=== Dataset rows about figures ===

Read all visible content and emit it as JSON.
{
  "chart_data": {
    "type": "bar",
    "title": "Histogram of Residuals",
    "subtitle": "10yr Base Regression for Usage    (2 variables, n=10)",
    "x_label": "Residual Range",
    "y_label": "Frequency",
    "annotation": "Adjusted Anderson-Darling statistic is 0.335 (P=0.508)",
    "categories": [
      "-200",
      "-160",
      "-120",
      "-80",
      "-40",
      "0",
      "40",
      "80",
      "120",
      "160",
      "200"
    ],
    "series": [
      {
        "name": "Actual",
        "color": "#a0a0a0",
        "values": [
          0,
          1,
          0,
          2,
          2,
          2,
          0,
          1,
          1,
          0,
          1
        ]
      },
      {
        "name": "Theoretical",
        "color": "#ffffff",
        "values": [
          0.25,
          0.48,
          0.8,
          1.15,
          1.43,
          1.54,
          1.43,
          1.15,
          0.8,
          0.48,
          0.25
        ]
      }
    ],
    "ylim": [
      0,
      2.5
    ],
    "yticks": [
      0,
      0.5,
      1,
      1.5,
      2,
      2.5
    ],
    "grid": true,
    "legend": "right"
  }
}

=== Task prompt ===
Transcribe the material exactly as it reads.

=== In response ===
Read all visible content and emit it as JSON.
{
  "chart_data": {
    "type": "bar",
    "title": "Histogram of Residuals",
    "subtitle": "10yr Base Regression for Usage    (2 variables, n=10)",
    "x_label": "Residual Range",
    "y_label": "Frequency",
    "annotation": "Adjusted Anderson-Darling statistic is 0.335 (P=0.508)",
    "categories": [
      "-200",
      "-160",
      "-120",
      "-80",
      "-40",
      "0",
      "40",
      "80",
      "120",
      "160",
      "200"
    ],
    "series": [
      {
        "name": "Actual",
        "color": "#a0a0a0",
        "values": [
          0,
          1,
          0,
          2,
          2,
          2,
          0,
          1,
          1,
          0,
          1
        ]
      },
      {
        "name": "Theoretical",
        "color": "#ffffff",
        "values": [
          0.25,
          0.48,
          0.8,
          1.15,
          1.43,
          1.54,
          1.43,
          1.15,
          0.8,
          0.48,
          0.25
        ]
      }
    ],
    "ylim": [
      0,
      2.5
    ],
    "yticks": [
      0,
      0.5,
      1,
      1.5,
      2,
      2.5
    ],
    "grid": true,
    "legend": "right"
  }
}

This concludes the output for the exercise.